* MATERIAL FOR THIS TASK *

=======

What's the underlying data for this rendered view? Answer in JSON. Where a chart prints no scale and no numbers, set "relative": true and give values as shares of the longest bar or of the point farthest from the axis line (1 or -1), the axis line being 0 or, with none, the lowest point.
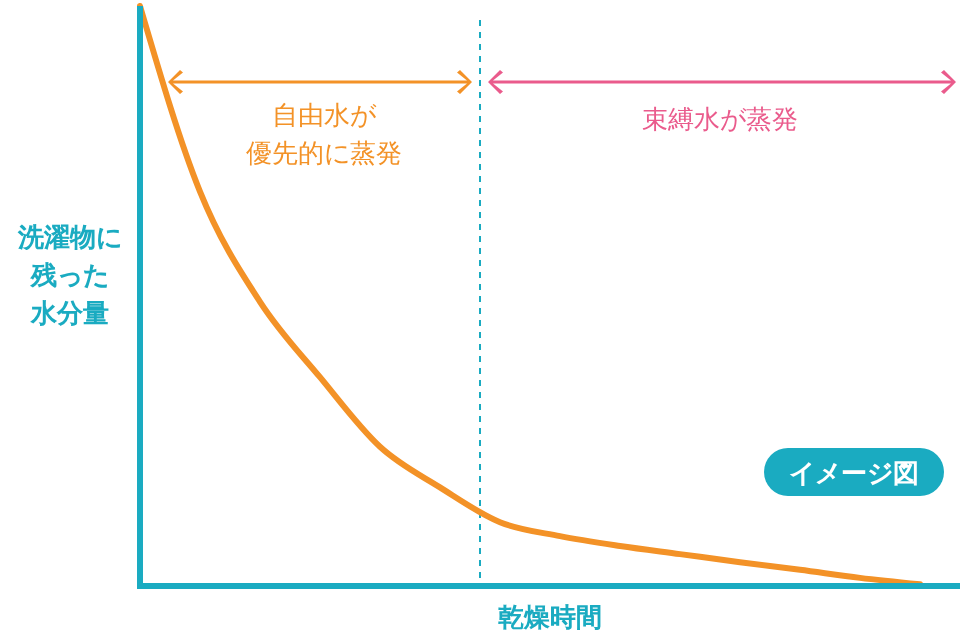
{
  "chart_data": {
    "type": "line",
    "relative": true,
    "xlabel": "乾燥時間",
    "ylabel": "洗濯物に残った水分量",
    "categories": [
      null,
      null,
      null,
      null,
      null,
      null,
      null,
      null,
      null,
      null,
      null,
      null,
      null,
      null
    ],
    "series": [
      {
        "color": "#f39227",
        "values": [
          1,
          0.68,
          0.49,
          0.36,
          0.24,
          0.17,
          0.11,
          0.086,
          0.069,
          0.055,
          0.041,
          0.028,
          0.014,
          0.003
        ]
      }
    ],
    "annotations": [
      "自由水が優先的に蒸発",
      "束縛水が蒸発",
      "イメージ図"
    ],
    "line_style": "solid"
  }
}
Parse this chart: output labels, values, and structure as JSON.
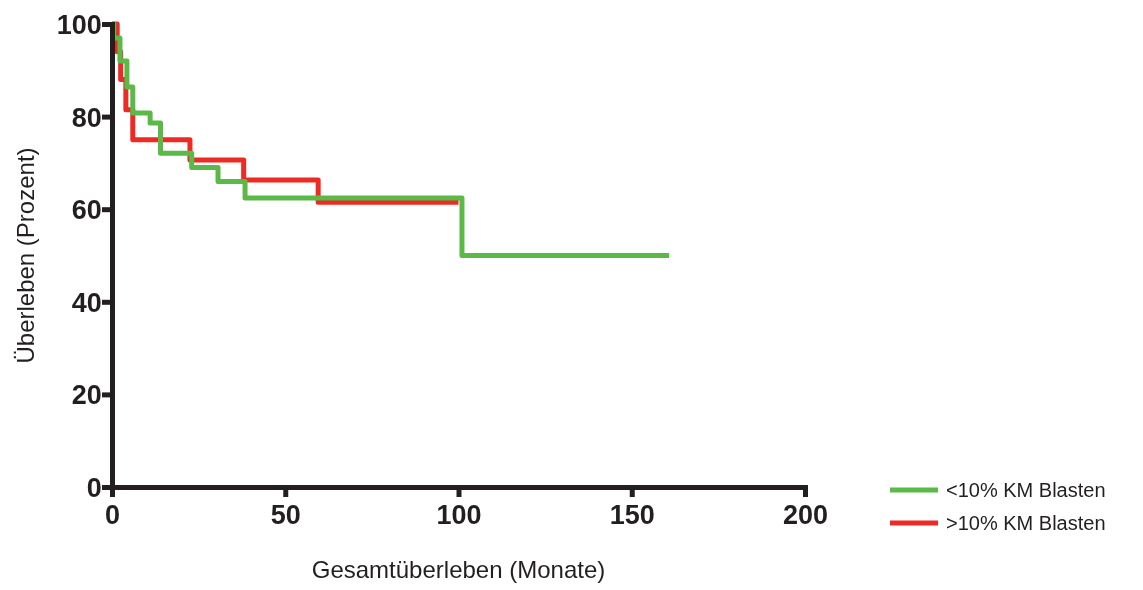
{
  "chart_data": {
    "type": "step",
    "xlabel": "Gesamtüberleben (Monate)",
    "ylabel": "Überleben (Prozent)",
    "xlim": [
      0,
      200
    ],
    "xticks": [
      0,
      50,
      100,
      150,
      200
    ],
    "ylim": [
      0,
      100
    ],
    "yticks": [
      0,
      20,
      40,
      60,
      80,
      100
    ],
    "grid": false,
    "legend": "bottom right",
    "series": [
      {
        "name": "<10% KM Blasten",
        "color": "#5ab947",
        "x": [
          0,
          0.5,
          2.3,
          4.3,
          6,
          11,
          14,
          23,
          30.6,
          38.4,
          101,
          160.8
        ],
        "values": [
          100,
          97,
          92,
          86.4,
          80.8,
          78.6,
          72.1,
          69,
          66,
          62.4,
          50,
          50
        ]
      },
      {
        "name": ">10% KM Blasten",
        "color": "#ee2a24",
        "x": [
          0,
          1.5,
          2.5,
          4,
          6,
          22.5,
          38,
          59.5,
          100
        ],
        "values": [
          100,
          94,
          88,
          81.5,
          75,
          70.6,
          66.3,
          61.5,
          61.5
        ]
      }
    ]
  }
}
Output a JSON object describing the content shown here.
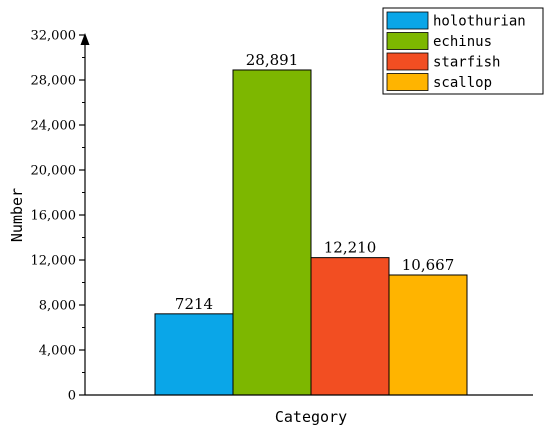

=======

* EXERCISE TASK *
Retype the records exactly. Any image in them should not appear in what you write.

* WRITTEN SOLUTION *
What's the underlying data for this rendered view? Answer in JSON. Where a chart prints no scale and no numbers, set "relative": true and give values as shares of the longest bar or of the point farthest from the axis line (1 or -1), the axis line being 0 or, with none, the lowest point.
{
  "chart_data": {
    "type": "line",
    "relative": true,
    "xlabel": "乾燥時間",
    "ylabel": "洗濯物に残った水分量",
    "categories": [
      null,
      null,
      null,
      null,
      null,
      null,
      null,
      null,
      null,
      null,
      null,
      null,
      null,
      null
    ],
    "series": [
      {
        "color": "#f39227",
        "values": [
          1,
          0.68,
          0.49,
          0.36,
          0.24,
          0.17,
          0.11,
          0.086,
          0.069,
          0.055,
          0.041,
          0.028,
          0.014,
          0.003
        ]
      }
    ],
    "annotations": [
      "自由水が優先的に蒸発",
      "束縛水が蒸発",
      "イメージ図"
    ],
    "line_style": "solid"
  }
}
Parse this chart: output labels, values, and structure as JSON.
{
  "chart_data": {
    "type": "step",
    "xlabel": "Gesamtüberleben (Monate)",
    "ylabel": "Überleben (Prozent)",
    "xlim": [
      0,
      200
    ],
    "xticks": [
      0,
      50,
      100,
      150,
      200
    ],
    "ylim": [
      0,
      100
    ],
    "yticks": [
      0,
      20,
      40,
      60,
      80,
      100
    ],
    "grid": false,
    "legend": "bottom right",
    "series": [
      {
        "name": "<10% KM Blasten",
        "color": "#5ab947",
        "x": [
          0,
          0.5,
          2.3,
          4.3,
          6,
          11,
          14,
          23,
          30.6,
          38.4,
          101,
          160.8
        ],
        "values": [
          100,
          97,
          92,
          86.4,
          80.8,
          78.6,
          72.1,
          69,
          66,
          62.4,
          50,
          50
        ]
      },
      {
        "name": ">10% KM Blasten",
        "color": "#ee2a24",
        "x": [
          0,
          1.5,
          2.5,
          4,
          6,
          22.5,
          38,
          59.5,
          100
        ],
        "values": [
          100,
          94,
          88,
          81.5,
          75,
          70.6,
          66.3,
          61.5,
          61.5
        ]
      }
    ]
  }
}
Output a JSON object describing the content shown here.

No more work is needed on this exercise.